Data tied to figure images
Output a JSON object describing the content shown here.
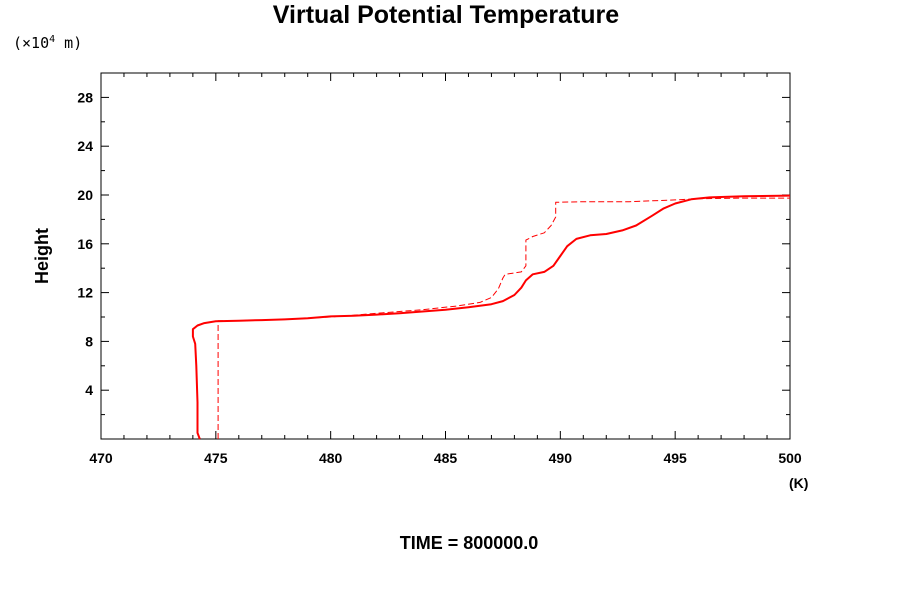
{
  "chart_data": {
    "type": "line",
    "title": "Virtual Potential Temperature",
    "xlabel": "(K)",
    "ylabel": "Height",
    "y_unit": {
      "prefix": "(×10",
      "exponent": "4",
      "suffix": " m)"
    },
    "time_label": "TIME = 800000.0",
    "xlim": [
      470,
      500
    ],
    "ylim": [
      0,
      30
    ],
    "x_major_ticks": [
      470,
      475,
      480,
      485,
      490,
      495,
      500
    ],
    "x_tick_labels": [
      "470",
      "475",
      "480",
      "485",
      "490",
      "495",
      "500"
    ],
    "x_minor_step": 1,
    "y_major_ticks": [
      4,
      8,
      12,
      16,
      20,
      24,
      28
    ],
    "y_tick_labels": [
      "4",
      "8",
      "12",
      "16",
      "20",
      "24",
      "28"
    ],
    "y_minor_step": 2,
    "grid": false,
    "series": [
      {
        "style": "solid",
        "color": "#ff0000",
        "points": [
          [
            474.3,
            0.0
          ],
          [
            474.2,
            0.5
          ],
          [
            474.2,
            3
          ],
          [
            474.15,
            6
          ],
          [
            474.1,
            7.8
          ],
          [
            474.0,
            8.4
          ],
          [
            474.0,
            9.0
          ],
          [
            474.2,
            9.3
          ],
          [
            474.5,
            9.5
          ],
          [
            475.0,
            9.65
          ],
          [
            476.0,
            9.7
          ],
          [
            477.0,
            9.75
          ],
          [
            478.0,
            9.8
          ],
          [
            479.0,
            9.9
          ],
          [
            480.0,
            10.05
          ],
          [
            481.0,
            10.1
          ],
          [
            482.0,
            10.2
          ],
          [
            483.0,
            10.3
          ],
          [
            484.0,
            10.45
          ],
          [
            485.0,
            10.6
          ],
          [
            486.0,
            10.8
          ],
          [
            487.0,
            11.05
          ],
          [
            487.5,
            11.3
          ],
          [
            488.0,
            11.8
          ],
          [
            488.3,
            12.4
          ],
          [
            488.5,
            13.0
          ],
          [
            488.8,
            13.5
          ],
          [
            489.3,
            13.7
          ],
          [
            489.7,
            14.2
          ],
          [
            490.0,
            15.0
          ],
          [
            490.3,
            15.8
          ],
          [
            490.7,
            16.4
          ],
          [
            491.3,
            16.7
          ],
          [
            492.0,
            16.8
          ],
          [
            492.7,
            17.1
          ],
          [
            493.3,
            17.5
          ],
          [
            494.0,
            18.3
          ],
          [
            494.5,
            18.9
          ],
          [
            495.0,
            19.3
          ],
          [
            495.7,
            19.65
          ],
          [
            496.5,
            19.8
          ],
          [
            498.0,
            19.9
          ],
          [
            500.0,
            19.95
          ]
        ]
      },
      {
        "style": "dashed",
        "color": "#ff0000",
        "points": [
          [
            475.1,
            0.0
          ],
          [
            475.1,
            9.7
          ],
          [
            476.0,
            9.7
          ],
          [
            478.0,
            9.8
          ],
          [
            480.0,
            10.0
          ],
          [
            482.0,
            10.3
          ],
          [
            484.0,
            10.6
          ],
          [
            485.5,
            10.9
          ],
          [
            486.5,
            11.2
          ],
          [
            487.0,
            11.6
          ],
          [
            487.3,
            12.3
          ],
          [
            487.5,
            13.2
          ],
          [
            487.6,
            13.5
          ],
          [
            488.3,
            13.7
          ],
          [
            488.5,
            14.2
          ],
          [
            488.5,
            16.3
          ],
          [
            488.8,
            16.6
          ],
          [
            489.3,
            16.9
          ],
          [
            489.6,
            17.5
          ],
          [
            489.8,
            18.2
          ],
          [
            489.8,
            19.4
          ],
          [
            491.0,
            19.45
          ],
          [
            493.0,
            19.45
          ],
          [
            495.0,
            19.6
          ],
          [
            496.0,
            19.7
          ],
          [
            498.0,
            19.75
          ],
          [
            500.0,
            19.75
          ]
        ]
      }
    ]
  }
}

#### What is expected:
Print out the whole of the material word for word, without pictures.

#### Result:
Output a JSON object describing the content shown here.
{
  "chart_data": {
    "type": "line",
    "title": "Virtual Potential Temperature",
    "xlabel": "(K)",
    "ylabel": "Height",
    "y_unit": {
      "prefix": "(×10",
      "exponent": "4",
      "suffix": " m)"
    },
    "time_label": "TIME = 800000.0",
    "xlim": [
      470,
      500
    ],
    "ylim": [
      0,
      30
    ],
    "x_major_ticks": [
      470,
      475,
      480,
      485,
      490,
      495,
      500
    ],
    "x_tick_labels": [
      "470",
      "475",
      "480",
      "485",
      "490",
      "495",
      "500"
    ],
    "x_minor_step": 1,
    "y_major_ticks": [
      4,
      8,
      12,
      16,
      20,
      24,
      28
    ],
    "y_tick_labels": [
      "4",
      "8",
      "12",
      "16",
      "20",
      "24",
      "28"
    ],
    "y_minor_step": 2,
    "grid": false,
    "series": [
      {
        "style": "solid",
        "color": "#ff0000",
        "points": [
          [
            474.3,
            0.0
          ],
          [
            474.2,
            0.5
          ],
          [
            474.2,
            3
          ],
          [
            474.15,
            6
          ],
          [
            474.1,
            7.8
          ],
          [
            474.0,
            8.4
          ],
          [
            474.0,
            9.0
          ],
          [
            474.2,
            9.3
          ],
          [
            474.5,
            9.5
          ],
          [
            475.0,
            9.65
          ],
          [
            476.0,
            9.7
          ],
          [
            477.0,
            9.75
          ],
          [
            478.0,
            9.8
          ],
          [
            479.0,
            9.9
          ],
          [
            480.0,
            10.05
          ],
          [
            481.0,
            10.1
          ],
          [
            482.0,
            10.2
          ],
          [
            483.0,
            10.3
          ],
          [
            484.0,
            10.45
          ],
          [
            485.0,
            10.6
          ],
          [
            486.0,
            10.8
          ],
          [
            487.0,
            11.05
          ],
          [
            487.5,
            11.3
          ],
          [
            488.0,
            11.8
          ],
          [
            488.3,
            12.4
          ],
          [
            488.5,
            13.0
          ],
          [
            488.8,
            13.5
          ],
          [
            489.3,
            13.7
          ],
          [
            489.7,
            14.2
          ],
          [
            490.0,
            15.0
          ],
          [
            490.3,
            15.8
          ],
          [
            490.7,
            16.4
          ],
          [
            491.3,
            16.7
          ],
          [
            492.0,
            16.8
          ],
          [
            492.7,
            17.1
          ],
          [
            493.3,
            17.5
          ],
          [
            494.0,
            18.3
          ],
          [
            494.5,
            18.9
          ],
          [
            495.0,
            19.3
          ],
          [
            495.7,
            19.65
          ],
          [
            496.5,
            19.8
          ],
          [
            498.0,
            19.9
          ],
          [
            500.0,
            19.95
          ]
        ]
      },
      {
        "style": "dashed",
        "color": "#ff0000",
        "points": [
          [
            475.1,
            0.0
          ],
          [
            475.1,
            9.7
          ],
          [
            476.0,
            9.7
          ],
          [
            478.0,
            9.8
          ],
          [
            480.0,
            10.0
          ],
          [
            482.0,
            10.3
          ],
          [
            484.0,
            10.6
          ],
          [
            485.5,
            10.9
          ],
          [
            486.5,
            11.2
          ],
          [
            487.0,
            11.6
          ],
          [
            487.3,
            12.3
          ],
          [
            487.5,
            13.2
          ],
          [
            487.6,
            13.5
          ],
          [
            488.3,
            13.7
          ],
          [
            488.5,
            14.2
          ],
          [
            488.5,
            16.3
          ],
          [
            488.8,
            16.6
          ],
          [
            489.3,
            16.9
          ],
          [
            489.6,
            17.5
          ],
          [
            489.8,
            18.2
          ],
          [
            489.8,
            19.4
          ],
          [
            491.0,
            19.45
          ],
          [
            493.0,
            19.45
          ],
          [
            495.0,
            19.6
          ],
          [
            496.0,
            19.7
          ],
          [
            498.0,
            19.75
          ],
          [
            500.0,
            19.75
          ]
        ]
      }
    ]
  }
}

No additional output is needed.